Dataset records
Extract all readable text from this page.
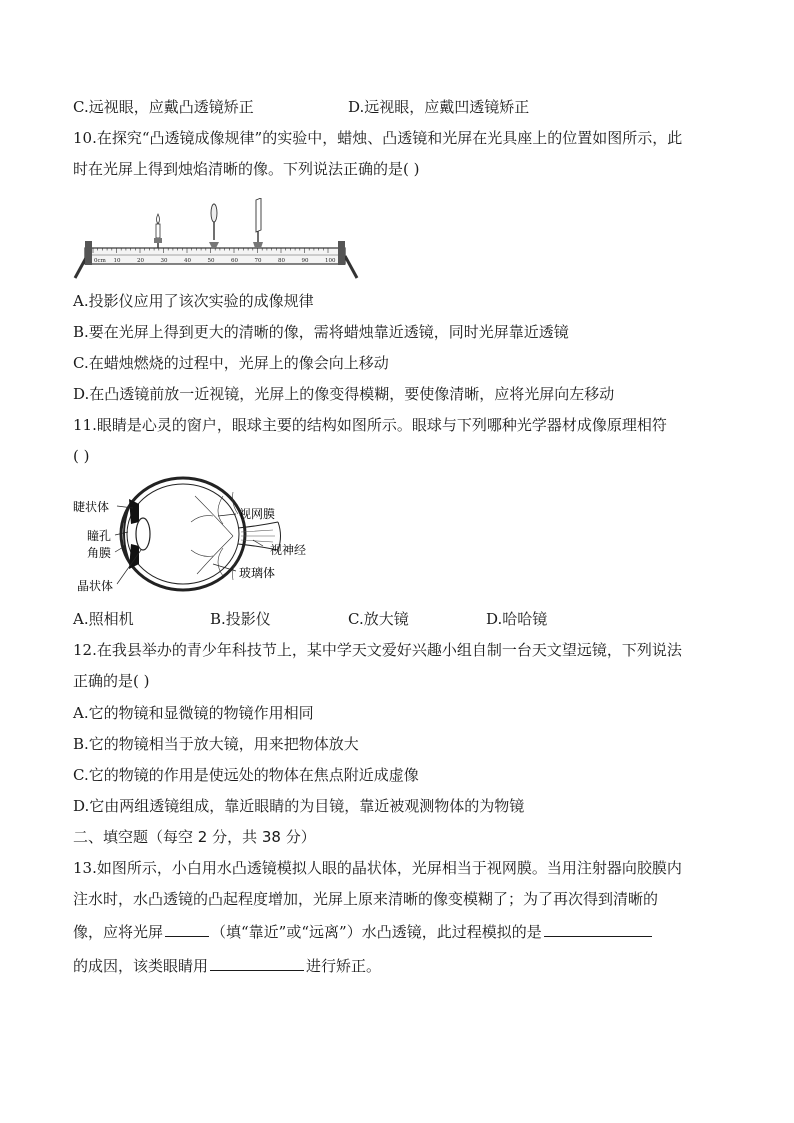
C.远视眼，应戴凸透镜矫正	D.远视眼，应戴凹透镜矫正
10.在探究“凸透镜成像规律”的实验中，蜡烛、凸透镜和光屏在光具座上的位置如图所示，此
时在光屏上得到烛焰清晰的像。下列说法正确的是( )
0cm 10	20	30	40	50	60	70	80	90	100
A.投影仪应用了该次实验的成像规律
B.要在光屏上得到更大的清晰的像，需将蜡烛靠近透镜，同时光屏靠近透镜
C.在蜡烛燃烧的过程中，光屏上的像会向上移动
D.在凸透镜前放一近视镜，光屏上的像变得模糊，要使像清晰，应将光屏向左移动
11.眼睛是心灵的窗户，眼球主要的结构如图所示。眼球与下列哪种光学器材成像原理相符
( )
睫状体
瞳孔
角膜
晶状体
视网膜
视神经
玻璃体
A.照相机	B.投影仪	C.放大镜	D.哈哈镜
12.在我县举办的青少年科技节上，某中学天文爱好兴趣小组自制一台天文望远镜，下列说法
正确的是( )
A.它的物镜和显微镜的物镜作用相同
B.它的物镜相当于放大镜，用来把物体放大
C.它的物镜的作用是使远处的物体在焦点附近成虚像
D.它由两组透镜组成，靠近眼睛的为目镜，靠近被观测物体的为物镜
二、填空题（每空 2 分，共 38 分）
13.如图所示，小白用水凸透镜模拟人眼的晶状体，光屏相当于视网膜。当用注射器向胶膜内
注水时，水凸透镜的凸起程度增加，光屏上原来清晰的像变模糊了；为了再次得到清晰的
像，应将光屏	（填“靠近”或“远离”）水凸透镜，此过程模拟的是
的成因，该类眼睛用	进行矫正。
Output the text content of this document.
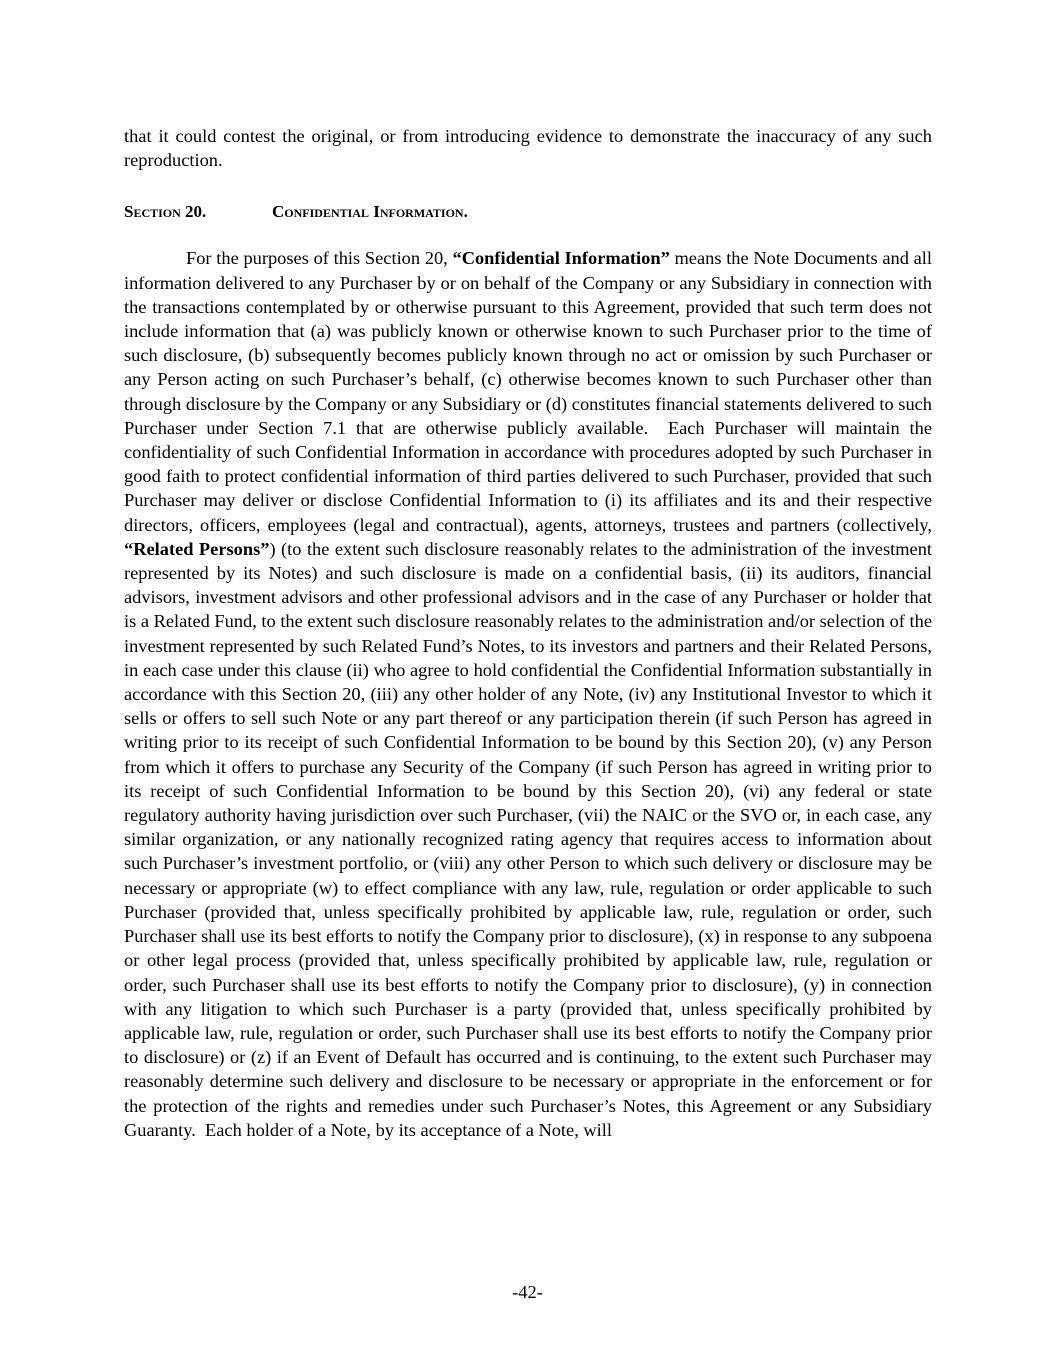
that it could contest the original, or from introducing evidence to demonstrate the inaccuracy of any such reproduction.

Section 20.	Confidential Information.

For the purposes of this Section 20, “Confidential Information” means the Note Documents and all information delivered to any Purchaser by or on behalf of the Company or any Subsidiary in connection with the transactions contemplated by or otherwise pursuant to this Agreement, provided that such term does not include information that (a) was publicly known or otherwise known to such Purchaser prior to the time of such disclosure, (b) subsequently becomes publicly known through no act or omission by such Purchaser or any Person acting on such Purchaser’s behalf, (c) otherwise becomes known to such Purchaser other than through disclosure by the Company or any Subsidiary or (d) constitutes financial statements delivered to such Purchaser under Section 7.1 that are otherwise publicly available.  Each Purchaser will maintain the confidentiality of such Confidential Information in accordance with procedures adopted by such Purchaser in good faith to protect confidential information of third parties delivered to such Purchaser, provided that such Purchaser may deliver or disclose Confidential Information to (i) its affiliates and its and their respective directors, officers, employees (legal and contractual), agents, attorneys, trustees and partners (collectively, “Related Persons”) (to the extent such disclosure reasonably relates to the administration of the investment represented by its Notes) and such disclosure is made on a confidential basis, (ii) its auditors, financial advisors, investment advisors and other professional advisors and in the case of any Purchaser or holder that is a Related Fund, to the extent such disclosure reasonably relates to the administration and/or selection of the investment represented by such Related Fund’s Notes, to its investors and partners and their Related Persons, in each case under this clause (ii) who agree to hold confidential the Confidential Information substantially in accordance with this Section 20, (iii) any other holder of any Note, (iv) any Institutional Investor to which it sells or offers to sell such Note or any part thereof or any participation therein (if such Person has agreed in writing prior to its receipt of such Confidential Information to be bound by this Section 20), (v) any Person from which it offers to purchase any Security of the Company (if such Person has agreed in writing prior to its receipt of such Confidential Information to be bound by this Section 20), (vi) any federal or state regulatory authority having jurisdiction over such Purchaser, (vii) the NAIC or the SVO or, in each case, any similar organization, or any nationally recognized rating agency that requires access to information about such Purchaser’s investment portfolio, or (viii) any other Person to which such delivery or disclosure may be necessary or appropriate (w) to effect compliance with any law, rule, regulation or order applicable to such Purchaser (provided that, unless specifically prohibited by applicable law, rule, regulation or order, such Purchaser shall use its best efforts to notify the Company prior to disclosure), (x) in response to any subpoena or other legal process (provided that, unless specifically prohibited by applicable law, rule, regulation or order, such Purchaser shall use its best efforts to notify the Company prior to disclosure), (y) in connection with any litigation to which such Purchaser is a party (provided that, unless specifically prohibited by applicable law, rule, regulation or order, such Purchaser shall use its best efforts to notify the Company prior to disclosure) or (z) if an Event of Default has occurred and is continuing, to the extent such Purchaser may reasonably determine such delivery and disclosure to be necessary or appropriate in the enforcement or for the protection of the rights and remedies under such Purchaser’s Notes, this Agreement or any Subsidiary Guaranty.  Each holder of a Note, by its acceptance of a Note, will

-42-
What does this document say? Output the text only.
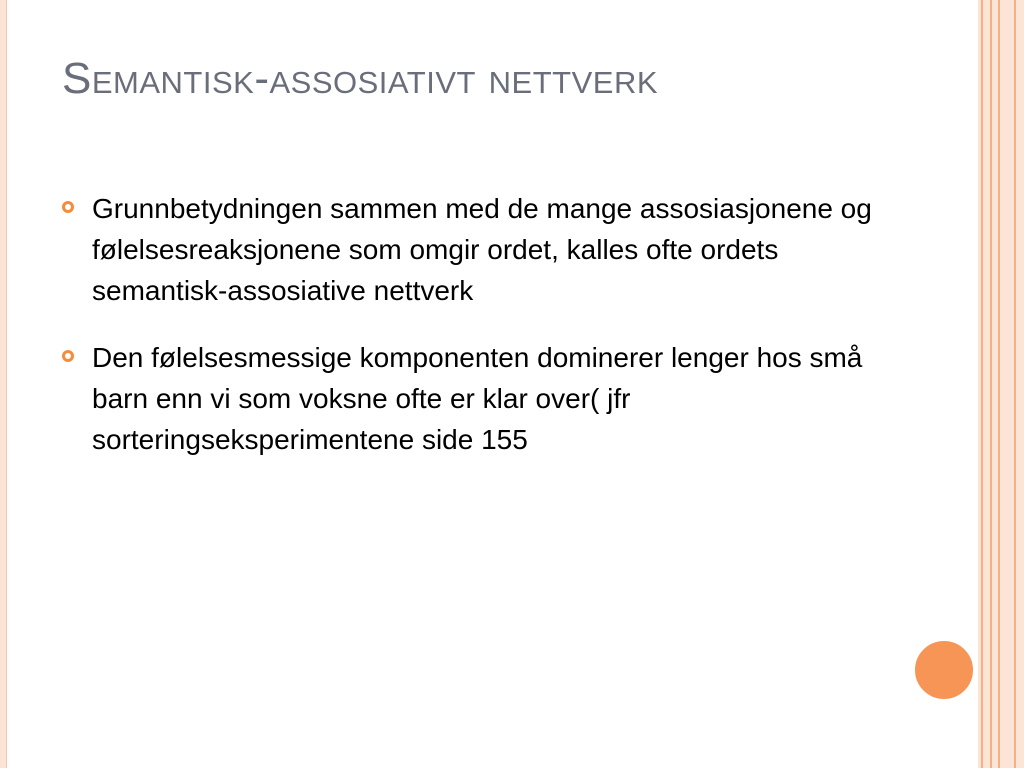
Semantisk-assosiativt nettverk
Grunnbetydningen sammen med de mange assosiasjonene og følelsesreaksjonene som omgir ordet, kalles ofte ordets semantisk-assosiative nettverk
Den følelsesmessige komponenten dominerer lenger hos små barn enn vi som voksne ofte er klar over( jfr sorteringseksperimentene side 155
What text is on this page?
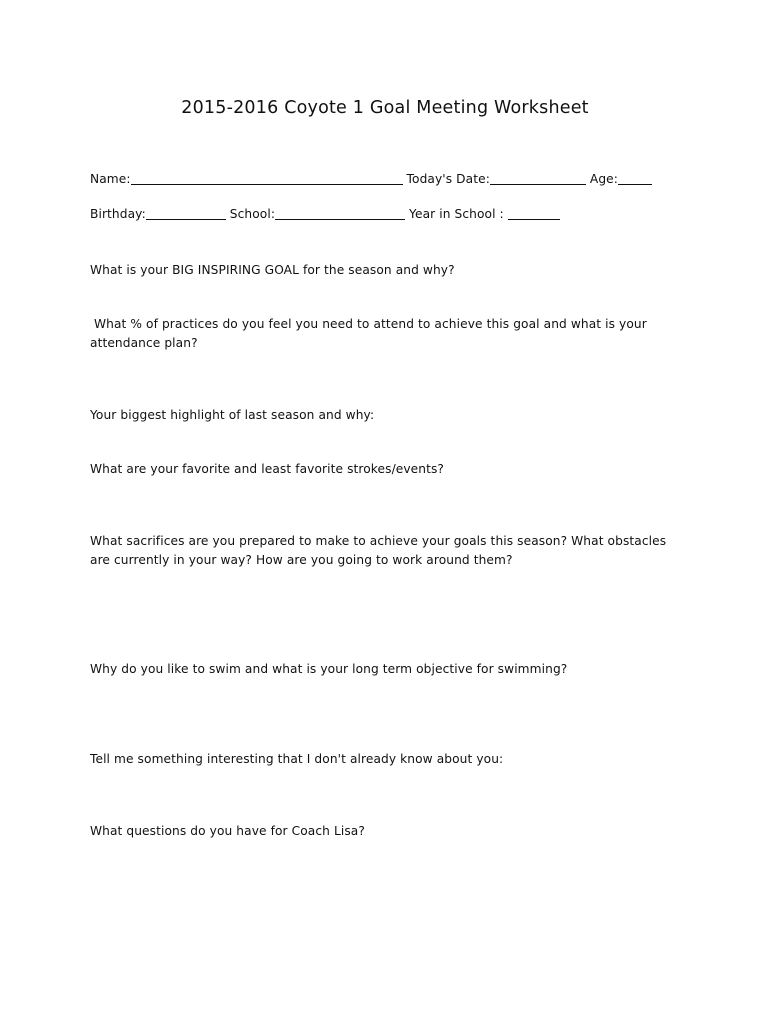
2015-2016 Coyote 1 Goal Meeting Worksheet

Name:	Today's Date:	Age:

Birthday:	School:	Year in School :

What is your BIG INSPIRING GOAL for the season and why?

What % of practices do you feel you need to attend to achieve this goal and what is your attendance plan?

Your biggest highlight of last season and why:

What are your favorite and least favorite strokes/events?

What sacrifices are you prepared to make to achieve your goals this season? What obstacles are currently in your way? How are you going to work around them?

Why do you like to swim and what is your long term objective for swimming?

Tell me something interesting that I don't already know about you:

What questions do you have for Coach Lisa?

**Objective**
Collect each line containing the string "text".

**Answer for this exercise**
Extract all readable text from this page.
Output the text content of this document.
What does this document say? Output the text only.
What text is on this page?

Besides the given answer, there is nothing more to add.